Job:
All of the data must be printed exactly; please include every line.

Dataset entries
---+---
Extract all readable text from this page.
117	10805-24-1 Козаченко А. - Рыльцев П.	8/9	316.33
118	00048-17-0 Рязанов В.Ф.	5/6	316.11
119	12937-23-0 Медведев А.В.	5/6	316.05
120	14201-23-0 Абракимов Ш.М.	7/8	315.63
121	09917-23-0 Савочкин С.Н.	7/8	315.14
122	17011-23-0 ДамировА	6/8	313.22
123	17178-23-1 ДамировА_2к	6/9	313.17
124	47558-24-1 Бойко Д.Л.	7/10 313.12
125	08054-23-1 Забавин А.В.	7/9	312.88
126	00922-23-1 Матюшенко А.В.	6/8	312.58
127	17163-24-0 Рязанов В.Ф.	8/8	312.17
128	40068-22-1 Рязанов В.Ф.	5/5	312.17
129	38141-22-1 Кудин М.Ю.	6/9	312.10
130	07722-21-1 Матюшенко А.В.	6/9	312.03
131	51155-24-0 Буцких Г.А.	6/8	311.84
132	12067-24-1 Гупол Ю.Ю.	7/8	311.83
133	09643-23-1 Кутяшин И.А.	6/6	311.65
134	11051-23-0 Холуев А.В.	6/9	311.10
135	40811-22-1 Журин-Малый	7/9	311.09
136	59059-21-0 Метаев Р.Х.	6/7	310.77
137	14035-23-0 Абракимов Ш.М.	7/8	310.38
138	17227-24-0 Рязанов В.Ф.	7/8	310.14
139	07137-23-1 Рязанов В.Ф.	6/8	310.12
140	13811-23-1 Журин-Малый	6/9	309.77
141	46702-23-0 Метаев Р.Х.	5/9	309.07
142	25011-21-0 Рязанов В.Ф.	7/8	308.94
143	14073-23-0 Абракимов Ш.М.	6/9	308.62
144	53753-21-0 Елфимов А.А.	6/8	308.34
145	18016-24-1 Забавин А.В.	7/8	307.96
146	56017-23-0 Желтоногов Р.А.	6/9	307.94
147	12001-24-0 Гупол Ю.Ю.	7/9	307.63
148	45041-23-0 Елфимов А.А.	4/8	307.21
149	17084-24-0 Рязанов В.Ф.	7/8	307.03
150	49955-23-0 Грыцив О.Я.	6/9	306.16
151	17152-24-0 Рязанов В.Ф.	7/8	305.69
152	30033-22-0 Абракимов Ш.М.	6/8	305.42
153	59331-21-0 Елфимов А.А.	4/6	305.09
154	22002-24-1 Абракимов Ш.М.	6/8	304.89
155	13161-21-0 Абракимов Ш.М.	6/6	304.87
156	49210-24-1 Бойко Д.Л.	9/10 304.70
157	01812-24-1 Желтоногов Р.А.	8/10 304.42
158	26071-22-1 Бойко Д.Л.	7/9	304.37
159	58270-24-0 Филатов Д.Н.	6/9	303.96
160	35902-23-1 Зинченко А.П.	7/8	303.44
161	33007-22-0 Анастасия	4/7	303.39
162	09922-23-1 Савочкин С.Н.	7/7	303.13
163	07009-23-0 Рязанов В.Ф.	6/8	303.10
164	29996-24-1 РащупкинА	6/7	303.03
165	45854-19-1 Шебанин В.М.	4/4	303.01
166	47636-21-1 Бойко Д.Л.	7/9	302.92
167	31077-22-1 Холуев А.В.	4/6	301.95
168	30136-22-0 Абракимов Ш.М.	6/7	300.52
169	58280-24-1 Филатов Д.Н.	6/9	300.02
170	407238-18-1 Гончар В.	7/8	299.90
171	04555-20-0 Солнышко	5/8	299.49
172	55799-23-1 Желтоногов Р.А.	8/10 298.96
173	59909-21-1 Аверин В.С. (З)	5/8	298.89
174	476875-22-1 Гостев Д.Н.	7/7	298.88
---+---
Task answer:
Extract all readable text from this page.
117	10805-24-1 Козаченко А. - Рыльцев П.	8/9	316.33
118	00048-17-0 Рязанов В.Ф.	5/6	316.11
119	12937-23-0 Медведев А.В.	5/6	316.05
120	14201-23-0 Абракимов Ш.М.	7/8	315.63
121	09917-23-0 Савочкин С.Н.	7/8	315.14
122	17011-23-0 ДамировА	6/8	313.22
123	17178-23-1 ДамировА_2к	6/9	313.17
124	47558-24-1 Бойко Д.Л.	7/10 313.12
125	08054-23-1 Забавин А.В.	7/9	312.88
126	00922-23-1 Матюшенко А.В.	6/8	312.58
127	17163-24-0 Рязанов В.Ф.	8/8	312.17
128	40068-22-1 Рязанов В.Ф.	5/5	312.17
129	38141-22-1 Кудин М.Ю.	6/9	312.10
130	07722-21-1 Матюшенко А.В.	6/9	312.03
131	51155-24-0 Буцких Г.А.	6/8	311.84
132	12067-24-1 Гупол Ю.Ю.	7/8	311.83
133	09643-23-1 Кутяшин И.А.	6/6	311.65
134	11051-23-0 Холуев А.В.	6/9	311.10
135	40811-22-1 Журин-Малый	7/9	311.09
136	59059-21-0 Метаев Р.Х.	6/7	310.77
137	14035-23-0 Абракимов Ш.М.	7/8	310.38
138	17227-24-0 Рязанов В.Ф.	7/8	310.14
139	07137-23-1 Рязанов В.Ф.	6/8	310.12
140	13811-23-1 Журин-Малый	6/9	309.77
141	46702-23-0 Метаев Р.Х.	5/9	309.07
142	25011-21-0 Рязанов В.Ф.	7/8	308.94
143	14073-23-0 Абракимов Ш.М.	6/9	308.62
144	53753-21-0 Елфимов А.А.	6/8	308.34
145	18016-24-1 Забавин А.В.	7/8	307.96
146	56017-23-0 Желтоногов Р.А.	6/9	307.94
147	12001-24-0 Гупол Ю.Ю.	7/9	307.63
148	45041-23-0 Елфимов А.А.	4/8	307.21
149	17084-24-0 Рязанов В.Ф.	7/8	307.03
150	49955-23-0 Грыцив О.Я.	6/9	306.16
151	17152-24-0 Рязанов В.Ф.	7/8	305.69
152	30033-22-0 Абракимов Ш.М.	6/8	305.42
153	59331-21-0 Елфимов А.А.	4/6	305.09
154	22002-24-1 Абракимов Ш.М.	6/8	304.89
155	13161-21-0 Абракимов Ш.М.	6/6	304.87
156	49210-24-1 Бойко Д.Л.	9/10 304.70
157	01812-24-1 Желтоногов Р.А.	8/10 304.42
158	26071-22-1 Бойко Д.Л.	7/9	304.37
159	58270-24-0 Филатов Д.Н.	6/9	303.96
160	35902-23-1 Зинченко А.П.	7/8	303.44
161	33007-22-0 Анастасия	4/7	303.39
162	09922-23-1 Савочкин С.Н.	7/7	303.13
163	07009-23-0 Рязанов В.Ф.	6/8	303.10
164	29996-24-1 РащупкинА	6/7	303.03
165	45854-19-1 Шебанин В.М.	4/4	303.01
166	47636-21-1 Бойко Д.Л.	7/9	302.92
167	31077-22-1 Холуев А.В.	4/6	301.95
168	30136-22-0 Абракимов Ш.М.	6/7	300.52
169	58280-24-1 Филатов Д.Н.	6/9	300.02
170	407238-18-1 Гончар В.	7/8	299.90
171	04555-20-0 Солнышко	5/8	299.49
172	55799-23-1 Желтоногов Р.А.	8/10 298.96
173	59909-21-1 Аверин В.С. (З)	5/8	298.89
174	476875-22-1 Гостев Д.Н.	7/7	298.88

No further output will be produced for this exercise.